PROBLEM REQUIREMENTS.
Read the data and repeat all of it exactly.

[Stored dataset items]

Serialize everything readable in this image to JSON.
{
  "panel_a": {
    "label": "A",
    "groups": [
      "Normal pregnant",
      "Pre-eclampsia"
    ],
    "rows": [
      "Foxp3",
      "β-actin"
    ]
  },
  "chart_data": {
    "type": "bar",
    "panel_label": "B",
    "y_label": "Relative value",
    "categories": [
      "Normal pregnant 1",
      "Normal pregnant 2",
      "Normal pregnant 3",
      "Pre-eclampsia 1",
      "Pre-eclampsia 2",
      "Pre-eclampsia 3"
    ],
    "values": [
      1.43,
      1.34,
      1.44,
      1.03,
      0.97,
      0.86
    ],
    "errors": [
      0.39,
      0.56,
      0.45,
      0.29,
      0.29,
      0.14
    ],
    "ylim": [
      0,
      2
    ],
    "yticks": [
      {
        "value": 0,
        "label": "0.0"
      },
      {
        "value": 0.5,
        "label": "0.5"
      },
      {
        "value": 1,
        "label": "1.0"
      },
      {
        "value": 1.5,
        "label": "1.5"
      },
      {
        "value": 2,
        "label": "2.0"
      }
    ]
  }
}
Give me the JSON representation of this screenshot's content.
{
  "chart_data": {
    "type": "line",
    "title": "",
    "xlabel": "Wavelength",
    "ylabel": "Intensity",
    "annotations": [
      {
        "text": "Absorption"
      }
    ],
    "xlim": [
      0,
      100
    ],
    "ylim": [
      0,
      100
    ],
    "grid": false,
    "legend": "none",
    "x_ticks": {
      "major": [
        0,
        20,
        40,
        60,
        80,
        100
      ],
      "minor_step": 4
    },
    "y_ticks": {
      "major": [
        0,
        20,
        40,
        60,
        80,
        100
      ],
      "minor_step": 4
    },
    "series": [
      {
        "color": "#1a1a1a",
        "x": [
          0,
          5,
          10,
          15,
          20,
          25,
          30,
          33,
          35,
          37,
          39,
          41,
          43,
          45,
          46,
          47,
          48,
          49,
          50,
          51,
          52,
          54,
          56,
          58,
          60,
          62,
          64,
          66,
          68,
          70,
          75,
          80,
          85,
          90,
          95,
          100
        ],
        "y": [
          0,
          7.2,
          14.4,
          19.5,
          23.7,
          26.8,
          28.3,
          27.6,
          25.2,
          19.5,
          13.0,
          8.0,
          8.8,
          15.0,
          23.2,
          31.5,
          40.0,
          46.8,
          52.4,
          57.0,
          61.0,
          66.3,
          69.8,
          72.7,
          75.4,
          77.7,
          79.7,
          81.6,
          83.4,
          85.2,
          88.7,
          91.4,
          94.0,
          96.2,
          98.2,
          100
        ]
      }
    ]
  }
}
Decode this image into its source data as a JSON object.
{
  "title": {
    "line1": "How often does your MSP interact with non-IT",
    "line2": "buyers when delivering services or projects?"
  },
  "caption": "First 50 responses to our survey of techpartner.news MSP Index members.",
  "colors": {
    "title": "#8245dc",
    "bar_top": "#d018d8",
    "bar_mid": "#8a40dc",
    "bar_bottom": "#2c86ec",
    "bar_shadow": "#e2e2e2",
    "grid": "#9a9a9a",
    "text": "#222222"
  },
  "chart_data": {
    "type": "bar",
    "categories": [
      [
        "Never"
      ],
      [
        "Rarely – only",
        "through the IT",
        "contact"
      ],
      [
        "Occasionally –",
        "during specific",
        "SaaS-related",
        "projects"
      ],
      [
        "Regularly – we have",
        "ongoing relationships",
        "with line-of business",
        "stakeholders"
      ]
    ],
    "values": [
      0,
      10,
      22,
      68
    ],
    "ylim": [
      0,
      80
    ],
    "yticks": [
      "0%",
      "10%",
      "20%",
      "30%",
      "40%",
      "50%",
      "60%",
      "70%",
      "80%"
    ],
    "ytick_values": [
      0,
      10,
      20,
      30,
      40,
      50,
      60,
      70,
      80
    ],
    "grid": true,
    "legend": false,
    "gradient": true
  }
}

RESULT OF THIS EXERCISE.
Serialize everything readable in this image to JSON.
{
  "panel_a": {
    "label": "A",
    "groups": [
      "Normal pregnant",
      "Pre-eclampsia"
    ],
    "rows": [
      "Foxp3",
      "β-actin"
    ]
  },
  "chart_data": {
    "type": "bar",
    "panel_label": "B",
    "y_label": "Relative value",
    "categories": [
      "Normal pregnant 1",
      "Normal pregnant 2",
      "Normal pregnant 3",
      "Pre-eclampsia 1",
      "Pre-eclampsia 2",
      "Pre-eclampsia 3"
    ],
    "values": [
      1.43,
      1.34,
      1.44,
      1.03,
      0.97,
      0.86
    ],
    "errors": [
      0.39,
      0.56,
      0.45,
      0.29,
      0.29,
      0.14
    ],
    "ylim": [
      0,
      2
    ],
    "yticks": [
      {
        "value": 0,
        "label": "0.0"
      },
      {
        "value": 0.5,
        "label": "0.5"
      },
      {
        "value": 1,
        "label": "1.0"
      },
      {
        "value": 1.5,
        "label": "1.5"
      },
      {
        "value": 2,
        "label": "2.0"
      }
    ]
  }
}
Give me the JSON representation of this screenshot's content.
{
  "chart_data": {
    "type": "line",
    "title": "",
    "xlabel": "Wavelength",
    "ylabel": "Intensity",
    "annotations": [
      {
        "text": "Absorption"
      }
    ],
    "xlim": [
      0,
      100
    ],
    "ylim": [
      0,
      100
    ],
    "grid": false,
    "legend": "none",
    "x_ticks": {
      "major": [
        0,
        20,
        40,
        60,
        80,
        100
      ],
      "minor_step": 4
    },
    "y_ticks": {
      "major": [
        0,
        20,
        40,
        60,
        80,
        100
      ],
      "minor_step": 4
    },
    "series": [
      {
        "color": "#1a1a1a",
        "x": [
          0,
          5,
          10,
          15,
          20,
          25,
          30,
          33,
          35,
          37,
          39,
          41,
          43,
          45,
          46,
          47,
          48,
          49,
          50,
          51,
          52,
          54,
          56,
          58,
          60,
          62,
          64,
          66,
          68,
          70,
          75,
          80,
          85,
          90,
          95,
          100
        ],
        "y": [
          0,
          7.2,
          14.4,
          19.5,
          23.7,
          26.8,
          28.3,
          27.6,
          25.2,
          19.5,
          13.0,
          8.0,
          8.8,
          15.0,
          23.2,
          31.5,
          40.0,
          46.8,
          52.4,
          57.0,
          61.0,
          66.3,
          69.8,
          72.7,
          75.4,
          77.7,
          79.7,
          81.6,
          83.4,
          85.2,
          88.7,
          91.4,
          94.0,
          96.2,
          98.2,
          100
        ]
      }
    ]
  }
}
Decode this image into its source data as a JSON object.
{
  "title": {
    "line1": "How often does your MSP interact with non-IT",
    "line2": "buyers when delivering services or projects?"
  },
  "caption": "First 50 responses to our survey of techpartner.news MSP Index members.",
  "colors": {
    "title": "#8245dc",
    "bar_top": "#d018d8",
    "bar_mid": "#8a40dc",
    "bar_bottom": "#2c86ec",
    "bar_shadow": "#e2e2e2",
    "grid": "#9a9a9a",
    "text": "#222222"
  },
  "chart_data": {
    "type": "bar",
    "categories": [
      [
        "Never"
      ],
      [
        "Rarely – only",
        "through the IT",
        "contact"
      ],
      [
        "Occasionally –",
        "during specific",
        "SaaS-related",
        "projects"
      ],
      [
        "Regularly – we have",
        "ongoing relationships",
        "with line-of business",
        "stakeholders"
      ]
    ],
    "values": [
      0,
      10,
      22,
      68
    ],
    "ylim": [
      0,
      80
    ],
    "yticks": [
      "0%",
      "10%",
      "20%",
      "30%",
      "40%",
      "50%",
      "60%",
      "70%",
      "80%"
    ],
    "ytick_values": [
      0,
      10,
      20,
      30,
      40,
      50,
      60,
      70,
      80
    ],
    "grid": true,
    "legend": false,
    "gradient": true
  }
}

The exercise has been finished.